**Task statement**
Print all entries word for word.

##### Data

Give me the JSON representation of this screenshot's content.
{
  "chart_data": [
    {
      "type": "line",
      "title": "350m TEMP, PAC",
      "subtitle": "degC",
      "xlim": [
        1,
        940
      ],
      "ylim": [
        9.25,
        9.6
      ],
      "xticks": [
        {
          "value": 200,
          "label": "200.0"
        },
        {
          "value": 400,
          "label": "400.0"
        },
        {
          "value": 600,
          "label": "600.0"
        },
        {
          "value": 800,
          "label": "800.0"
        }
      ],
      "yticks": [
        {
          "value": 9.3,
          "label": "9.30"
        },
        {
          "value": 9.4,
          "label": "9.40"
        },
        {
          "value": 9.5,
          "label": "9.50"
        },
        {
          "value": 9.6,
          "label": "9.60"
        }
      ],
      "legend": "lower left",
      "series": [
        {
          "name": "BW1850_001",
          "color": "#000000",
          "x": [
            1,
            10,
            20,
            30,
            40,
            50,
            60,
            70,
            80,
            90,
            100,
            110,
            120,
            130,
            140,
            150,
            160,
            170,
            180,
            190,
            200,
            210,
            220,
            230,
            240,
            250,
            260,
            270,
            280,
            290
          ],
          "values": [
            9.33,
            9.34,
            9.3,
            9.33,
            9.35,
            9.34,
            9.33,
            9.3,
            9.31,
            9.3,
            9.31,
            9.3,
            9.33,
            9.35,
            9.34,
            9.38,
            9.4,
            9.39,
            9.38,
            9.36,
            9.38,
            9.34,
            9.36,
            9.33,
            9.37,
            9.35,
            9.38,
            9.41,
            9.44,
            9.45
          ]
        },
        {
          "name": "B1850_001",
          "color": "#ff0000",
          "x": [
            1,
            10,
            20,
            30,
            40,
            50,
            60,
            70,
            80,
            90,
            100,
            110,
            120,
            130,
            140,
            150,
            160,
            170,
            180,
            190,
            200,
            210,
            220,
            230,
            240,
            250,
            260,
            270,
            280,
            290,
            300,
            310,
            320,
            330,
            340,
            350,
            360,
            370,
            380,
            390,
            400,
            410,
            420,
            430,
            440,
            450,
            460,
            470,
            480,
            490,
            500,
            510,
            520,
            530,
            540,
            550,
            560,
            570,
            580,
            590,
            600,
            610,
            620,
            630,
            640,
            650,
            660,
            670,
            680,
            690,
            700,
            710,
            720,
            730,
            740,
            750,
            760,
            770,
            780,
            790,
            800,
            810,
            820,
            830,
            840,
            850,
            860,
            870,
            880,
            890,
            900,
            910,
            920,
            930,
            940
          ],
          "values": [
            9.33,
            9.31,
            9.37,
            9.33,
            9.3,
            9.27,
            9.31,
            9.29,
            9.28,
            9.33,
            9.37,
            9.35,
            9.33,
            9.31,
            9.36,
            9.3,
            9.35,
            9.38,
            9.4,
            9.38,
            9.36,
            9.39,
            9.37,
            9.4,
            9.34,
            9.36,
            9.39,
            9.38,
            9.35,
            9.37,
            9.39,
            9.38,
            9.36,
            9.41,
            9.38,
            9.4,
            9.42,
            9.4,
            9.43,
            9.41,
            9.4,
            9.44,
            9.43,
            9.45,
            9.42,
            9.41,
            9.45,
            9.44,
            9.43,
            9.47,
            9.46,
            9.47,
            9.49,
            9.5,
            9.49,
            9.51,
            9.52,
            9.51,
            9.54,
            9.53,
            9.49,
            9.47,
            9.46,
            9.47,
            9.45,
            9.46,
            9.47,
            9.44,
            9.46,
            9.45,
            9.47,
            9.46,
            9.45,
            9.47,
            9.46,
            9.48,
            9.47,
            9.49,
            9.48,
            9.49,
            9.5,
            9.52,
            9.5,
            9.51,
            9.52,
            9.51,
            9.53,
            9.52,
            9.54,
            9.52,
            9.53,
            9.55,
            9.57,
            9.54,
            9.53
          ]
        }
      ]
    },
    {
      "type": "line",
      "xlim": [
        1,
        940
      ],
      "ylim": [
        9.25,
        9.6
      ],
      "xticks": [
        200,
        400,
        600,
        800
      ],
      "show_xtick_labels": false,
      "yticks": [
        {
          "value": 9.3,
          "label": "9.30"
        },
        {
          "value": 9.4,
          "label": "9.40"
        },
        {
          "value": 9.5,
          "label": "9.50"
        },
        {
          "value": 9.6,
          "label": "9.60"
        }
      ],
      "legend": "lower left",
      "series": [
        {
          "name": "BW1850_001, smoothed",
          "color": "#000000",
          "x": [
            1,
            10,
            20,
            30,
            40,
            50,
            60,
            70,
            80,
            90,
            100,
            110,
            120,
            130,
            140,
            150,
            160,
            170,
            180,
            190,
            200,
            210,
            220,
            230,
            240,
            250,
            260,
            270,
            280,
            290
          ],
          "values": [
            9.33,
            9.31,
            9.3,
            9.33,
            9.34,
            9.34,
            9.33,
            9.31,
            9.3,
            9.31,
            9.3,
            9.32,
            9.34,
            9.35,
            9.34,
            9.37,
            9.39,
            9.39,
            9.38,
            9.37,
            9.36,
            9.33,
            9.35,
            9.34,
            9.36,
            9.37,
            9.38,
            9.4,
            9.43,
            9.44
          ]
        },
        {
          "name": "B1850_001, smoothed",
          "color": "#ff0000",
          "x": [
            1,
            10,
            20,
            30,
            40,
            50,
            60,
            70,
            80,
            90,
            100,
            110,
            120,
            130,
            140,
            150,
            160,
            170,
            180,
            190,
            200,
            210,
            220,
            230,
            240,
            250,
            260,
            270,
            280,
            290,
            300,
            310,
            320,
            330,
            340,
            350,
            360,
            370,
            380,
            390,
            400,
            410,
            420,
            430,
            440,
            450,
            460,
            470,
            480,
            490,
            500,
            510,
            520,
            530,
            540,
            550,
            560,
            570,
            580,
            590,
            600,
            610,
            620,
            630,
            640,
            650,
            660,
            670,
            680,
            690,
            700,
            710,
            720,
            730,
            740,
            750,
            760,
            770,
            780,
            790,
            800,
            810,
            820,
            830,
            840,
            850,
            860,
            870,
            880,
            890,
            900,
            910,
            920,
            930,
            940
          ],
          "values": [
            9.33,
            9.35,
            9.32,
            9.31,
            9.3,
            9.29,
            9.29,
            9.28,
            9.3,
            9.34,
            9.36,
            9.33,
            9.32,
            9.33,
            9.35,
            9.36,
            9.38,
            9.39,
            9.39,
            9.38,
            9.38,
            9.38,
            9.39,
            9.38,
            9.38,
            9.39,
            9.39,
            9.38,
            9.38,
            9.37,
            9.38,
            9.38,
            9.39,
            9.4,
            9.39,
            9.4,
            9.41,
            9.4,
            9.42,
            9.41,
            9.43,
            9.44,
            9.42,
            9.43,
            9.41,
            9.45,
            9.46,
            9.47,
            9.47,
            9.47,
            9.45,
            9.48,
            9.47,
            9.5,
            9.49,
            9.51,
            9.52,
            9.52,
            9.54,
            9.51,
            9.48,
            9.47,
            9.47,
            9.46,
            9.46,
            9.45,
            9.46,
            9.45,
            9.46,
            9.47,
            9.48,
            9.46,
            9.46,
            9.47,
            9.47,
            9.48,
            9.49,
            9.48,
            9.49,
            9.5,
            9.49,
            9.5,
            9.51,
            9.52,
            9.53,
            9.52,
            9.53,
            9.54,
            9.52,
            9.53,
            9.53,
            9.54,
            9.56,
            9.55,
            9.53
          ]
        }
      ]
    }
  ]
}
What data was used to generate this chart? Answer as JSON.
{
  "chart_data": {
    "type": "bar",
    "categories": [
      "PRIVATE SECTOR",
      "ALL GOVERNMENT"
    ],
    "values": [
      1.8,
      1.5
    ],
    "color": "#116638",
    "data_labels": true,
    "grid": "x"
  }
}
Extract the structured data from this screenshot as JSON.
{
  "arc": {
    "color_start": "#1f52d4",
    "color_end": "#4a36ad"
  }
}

##########

**Answer to this task**
Give me the JSON representation of this screenshot's content.
{
  "chart_data": [
    {
      "type": "line",
      "title": "350m TEMP, PAC",
      "subtitle": "degC",
      "xlim": [
        1,
        940
      ],
      "ylim": [
        9.25,
        9.6
      ],
      "xticks": [
        {
          "value": 200,
          "label": "200.0"
        },
        {
          "value": 400,
          "label": "400.0"
        },
        {
          "value": 600,
          "label": "600.0"
        },
        {
          "value": 800,
          "label": "800.0"
        }
      ],
      "yticks": [
        {
          "value": 9.3,
          "label": "9.30"
        },
        {
          "value": 9.4,
          "label": "9.40"
        },
        {
          "value": 9.5,
          "label": "9.50"
        },
        {
          "value": 9.6,
          "label": "9.60"
        }
      ],
      "legend": "lower left",
      "series": [
        {
          "name": "BW1850_001",
          "color": "#000000",
          "x": [
            1,
            10,
            20,
            30,
            40,
            50,
            60,
            70,
            80,
            90,
            100,
            110,
            120,
            130,
            140,
            150,
            160,
            170,
            180,
            190,
            200,
            210,
            220,
            230,
            240,
            250,
            260,
            270,
            280,
            290
          ],
          "values": [
            9.33,
            9.34,
            9.3,
            9.33,
            9.35,
            9.34,
            9.33,
            9.3,
            9.31,
            9.3,
            9.31,
            9.3,
            9.33,
            9.35,
            9.34,
            9.38,
            9.4,
            9.39,
            9.38,
            9.36,
            9.38,
            9.34,
            9.36,
            9.33,
            9.37,
            9.35,
            9.38,
            9.41,
            9.44,
            9.45
          ]
        },
        {
          "name": "B1850_001",
          "color": "#ff0000",
          "x": [
            1,
            10,
            20,
            30,
            40,
            50,
            60,
            70,
            80,
            90,
            100,
            110,
            120,
            130,
            140,
            150,
            160,
            170,
            180,
            190,
            200,
            210,
            220,
            230,
            240,
            250,
            260,
            270,
            280,
            290,
            300,
            310,
            320,
            330,
            340,
            350,
            360,
            370,
            380,
            390,
            400,
            410,
            420,
            430,
            440,
            450,
            460,
            470,
            480,
            490,
            500,
            510,
            520,
            530,
            540,
            550,
            560,
            570,
            580,
            590,
            600,
            610,
            620,
            630,
            640,
            650,
            660,
            670,
            680,
            690,
            700,
            710,
            720,
            730,
            740,
            750,
            760,
            770,
            780,
            790,
            800,
            810,
            820,
            830,
            840,
            850,
            860,
            870,
            880,
            890,
            900,
            910,
            920,
            930,
            940
          ],
          "values": [
            9.33,
            9.31,
            9.37,
            9.33,
            9.3,
            9.27,
            9.31,
            9.29,
            9.28,
            9.33,
            9.37,
            9.35,
            9.33,
            9.31,
            9.36,
            9.3,
            9.35,
            9.38,
            9.4,
            9.38,
            9.36,
            9.39,
            9.37,
            9.4,
            9.34,
            9.36,
            9.39,
            9.38,
            9.35,
            9.37,
            9.39,
            9.38,
            9.36,
            9.41,
            9.38,
            9.4,
            9.42,
            9.4,
            9.43,
            9.41,
            9.4,
            9.44,
            9.43,
            9.45,
            9.42,
            9.41,
            9.45,
            9.44,
            9.43,
            9.47,
            9.46,
            9.47,
            9.49,
            9.5,
            9.49,
            9.51,
            9.52,
            9.51,
            9.54,
            9.53,
            9.49,
            9.47,
            9.46,
            9.47,
            9.45,
            9.46,
            9.47,
            9.44,
            9.46,
            9.45,
            9.47,
            9.46,
            9.45,
            9.47,
            9.46,
            9.48,
            9.47,
            9.49,
            9.48,
            9.49,
            9.5,
            9.52,
            9.5,
            9.51,
            9.52,
            9.51,
            9.53,
            9.52,
            9.54,
            9.52,
            9.53,
            9.55,
            9.57,
            9.54,
            9.53
          ]
        }
      ]
    },
    {
      "type": "line",
      "xlim": [
        1,
        940
      ],
      "ylim": [
        9.25,
        9.6
      ],
      "xticks": [
        200,
        400,
        600,
        800
      ],
      "show_xtick_labels": false,
      "yticks": [
        {
          "value": 9.3,
          "label": "9.30"
        },
        {
          "value": 9.4,
          "label": "9.40"
        },
        {
          "value": 9.5,
          "label": "9.50"
        },
        {
          "value": 9.6,
          "label": "9.60"
        }
      ],
      "legend": "lower left",
      "series": [
        {
          "name": "BW1850_001, smoothed",
          "color": "#000000",
          "x": [
            1,
            10,
            20,
            30,
            40,
            50,
            60,
            70,
            80,
            90,
            100,
            110,
            120,
            130,
            140,
            150,
            160,
            170,
            180,
            190,
            200,
            210,
            220,
            230,
            240,
            250,
            260,
            270,
            280,
            290
          ],
          "values": [
            9.33,
            9.31,
            9.3,
            9.33,
            9.34,
            9.34,
            9.33,
            9.31,
            9.3,
            9.31,
            9.3,
            9.32,
            9.34,
            9.35,
            9.34,
            9.37,
            9.39,
            9.39,
            9.38,
            9.37,
            9.36,
            9.33,
            9.35,
            9.34,
            9.36,
            9.37,
            9.38,
            9.4,
            9.43,
            9.44
          ]
        },
        {
          "name": "B1850_001, smoothed",
          "color": "#ff0000",
          "x": [
            1,
            10,
            20,
            30,
            40,
            50,
            60,
            70,
            80,
            90,
            100,
            110,
            120,
            130,
            140,
            150,
            160,
            170,
            180,
            190,
            200,
            210,
            220,
            230,
            240,
            250,
            260,
            270,
            280,
            290,
            300,
            310,
            320,
            330,
            340,
            350,
            360,
            370,
            380,
            390,
            400,
            410,
            420,
            430,
            440,
            450,
            460,
            470,
            480,
            490,
            500,
            510,
            520,
            530,
            540,
            550,
            560,
            570,
            580,
            590,
            600,
            610,
            620,
            630,
            640,
            650,
            660,
            670,
            680,
            690,
            700,
            710,
            720,
            730,
            740,
            750,
            760,
            770,
            780,
            790,
            800,
            810,
            820,
            830,
            840,
            850,
            860,
            870,
            880,
            890,
            900,
            910,
            920,
            930,
            940
          ],
          "values": [
            9.33,
            9.35,
            9.32,
            9.31,
            9.3,
            9.29,
            9.29,
            9.28,
            9.3,
            9.34,
            9.36,
            9.33,
            9.32,
            9.33,
            9.35,
            9.36,
            9.38,
            9.39,
            9.39,
            9.38,
            9.38,
            9.38,
            9.39,
            9.38,
            9.38,
            9.39,
            9.39,
            9.38,
            9.38,
            9.37,
            9.38,
            9.38,
            9.39,
            9.4,
            9.39,
            9.4,
            9.41,
            9.4,
            9.42,
            9.41,
            9.43,
            9.44,
            9.42,
            9.43,
            9.41,
            9.45,
            9.46,
            9.47,
            9.47,
            9.47,
            9.45,
            9.48,
            9.47,
            9.5,
            9.49,
            9.51,
            9.52,
            9.52,
            9.54,
            9.51,
            9.48,
            9.47,
            9.47,
            9.46,
            9.46,
            9.45,
            9.46,
            9.45,
            9.46,
            9.47,
            9.48,
            9.46,
            9.46,
            9.47,
            9.47,
            9.48,
            9.49,
            9.48,
            9.49,
            9.5,
            9.49,
            9.5,
            9.51,
            9.52,
            9.53,
            9.52,
            9.53,
            9.54,
            9.52,
            9.53,
            9.53,
            9.54,
            9.56,
            9.55,
            9.53
          ]
        }
      ]
    }
  ]
}
What data was used to generate this chart? Answer as JSON.
{
  "chart_data": {
    "type": "bar",
    "categories": [
      "PRIVATE SECTOR",
      "ALL GOVERNMENT"
    ],
    "values": [
      1.8,
      1.5
    ],
    "color": "#116638",
    "data_labels": true,
    "grid": "x"
  }
}
Extract the structured data from this screenshot as JSON.
{
  "arc": {
    "color_start": "#1f52d4",
    "color_end": "#4a36ad"
  }
}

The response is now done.